+++ AVAILABLE RECORDS +++

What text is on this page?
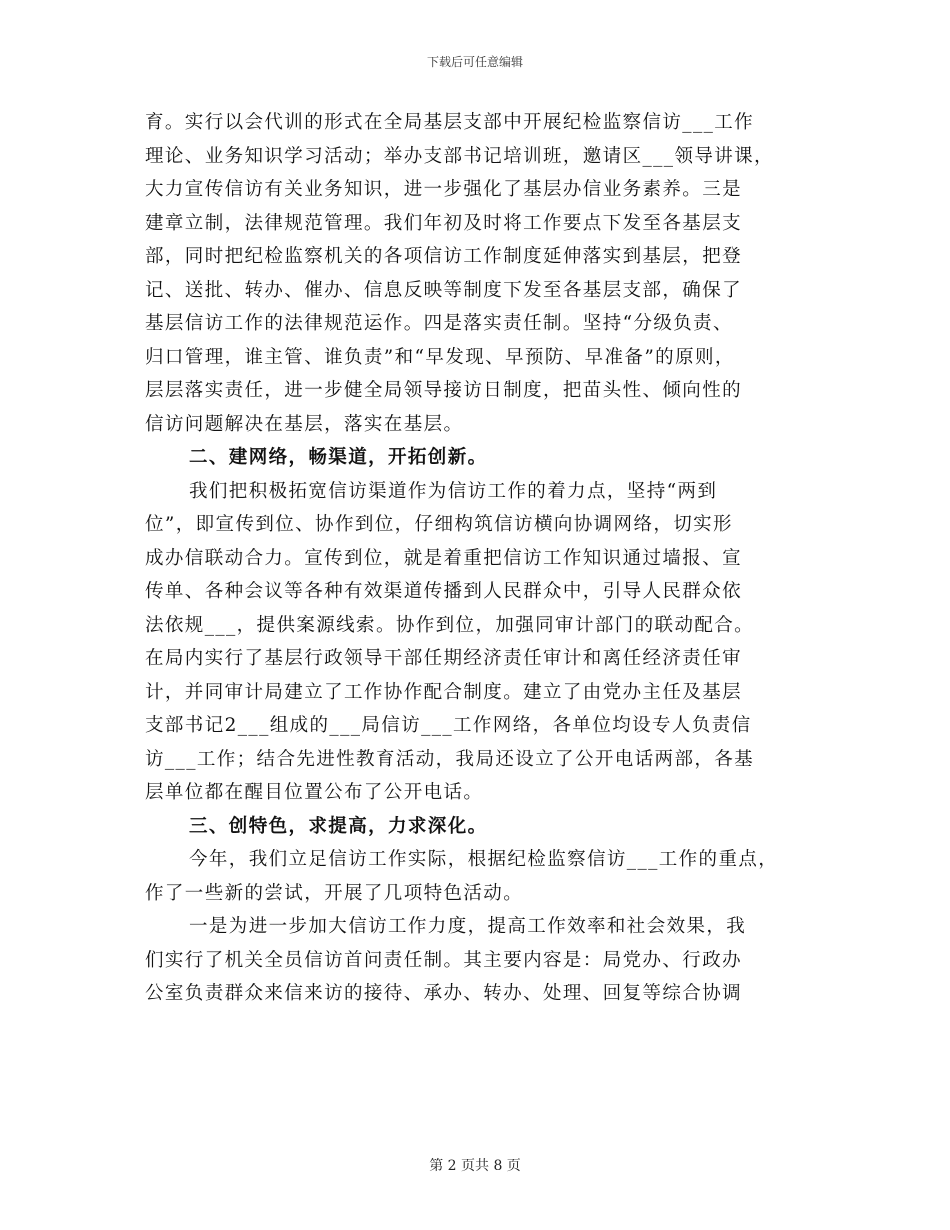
下载后可任意编辑
育。实行以会代训的形式在全局基层支部中开展纪检监察信访___工作
理论、业务知识学习活动；举办支部书记培训班，邀请区___领导讲课，
大力宣传信访有关业务知识，进一步强化了基层办信业务素养。三是
建章立制，法律规范管理。我们年初及时将工作要点下发至各基层支
部，同时把纪检监察机关的各项信访工作制度延伸落实到基层，把登
记、送批、转办、催办、信息反映等制度下发至各基层支部，确保了
基层信访工作的法律规范运作。四是落实责任制。坚持“分级负责、
归口管理，谁主管、谁负责”和“早发现、早预防、早准备”的原则，
层层落实责任，进一步健全局领导接访日制度，把苗头性、倾向性的
信访问题解决在基层，落实在基层。
二、建网络，畅渠道，开拓创新。
我们把积极拓宽信访渠道作为信访工作的着力点，坚持“两到
位”，即宣传到位、协作到位，仔细构筑信访横向协调网络，切实形
成办信联动合力。宣传到位，就是着重把信访工作知识通过墙报、宣
传单、各种会议等各种有效渠道传播到人民群众中，引导人民群众依
法依规___，提供案源线索。协作到位，加强同审计部门的联动配合。
在局内实行了基层行政领导干部任期经济责任审计和离任经济责任审
计，并同审计局建立了工作协作配合制度。建立了由党办主任及基层
支部书记2___组成的___局信访___工作网络，各单位均设专人负责信
访___工作；结合先进性教育活动，我局还设立了公开电话两部，各基
层单位都在醒目位置公布了公开电话。
三、创特色，求提高，力求深化。
今年，我们立足信访工作实际，根据纪检监察信访___工作的重点，
作了一些新的尝试，开展了几项特色活动。
一是为进一步加大信访工作力度，提高工作效率和社会效果，我
们实行了机关全员信访首问责任制。其主要内容是：局党办、行政办
公室负责群众来信来访的接待、承办、转办、处理、回复等综合协调
第 2 页共 8 页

+++

● **STATED GOAL**:
Transcribe all the lines above exactly, apart from the pictures.

● **SOLVED PROBLEM**:
What text is on this page?
下载后可任意编辑
育。实行以会代训的形式在全局基层支部中开展纪检监察信访___工作
理论、业务知识学习活动；举办支部书记培训班，邀请区___领导讲课，
大力宣传信访有关业务知识，进一步强化了基层办信业务素养。三是
建章立制，法律规范管理。我们年初及时将工作要点下发至各基层支
部，同时把纪检监察机关的各项信访工作制度延伸落实到基层，把登
记、送批、转办、催办、信息反映等制度下发至各基层支部，确保了
基层信访工作的法律规范运作。四是落实责任制。坚持“分级负责、
归口管理，谁主管、谁负责”和“早发现、早预防、早准备”的原则，
层层落实责任，进一步健全局领导接访日制度，把苗头性、倾向性的
信访问题解决在基层，落实在基层。
二、建网络，畅渠道，开拓创新。
我们把积极拓宽信访渠道作为信访工作的着力点，坚持“两到
位”，即宣传到位、协作到位，仔细构筑信访横向协调网络，切实形
成办信联动合力。宣传到位，就是着重把信访工作知识通过墙报、宣
传单、各种会议等各种有效渠道传播到人民群众中，引导人民群众依
法依规___，提供案源线索。协作到位，加强同审计部门的联动配合。
在局内实行了基层行政领导干部任期经济责任审计和离任经济责任审
计，并同审计局建立了工作协作配合制度。建立了由党办主任及基层
支部书记2___组成的___局信访___工作网络，各单位均设专人负责信
访___工作；结合先进性教育活动，我局还设立了公开电话两部，各基
层单位都在醒目位置公布了公开电话。
三、创特色，求提高，力求深化。
今年，我们立足信访工作实际，根据纪检监察信访___工作的重点，
作了一些新的尝试，开展了几项特色活动。
一是为进一步加大信访工作力度，提高工作效率和社会效果，我
们实行了机关全员信访首问责任制。其主要内容是：局党办、行政办
公室负责群众来信来访的接待、承办、转办、处理、回复等综合协调
第 2 页共 8 页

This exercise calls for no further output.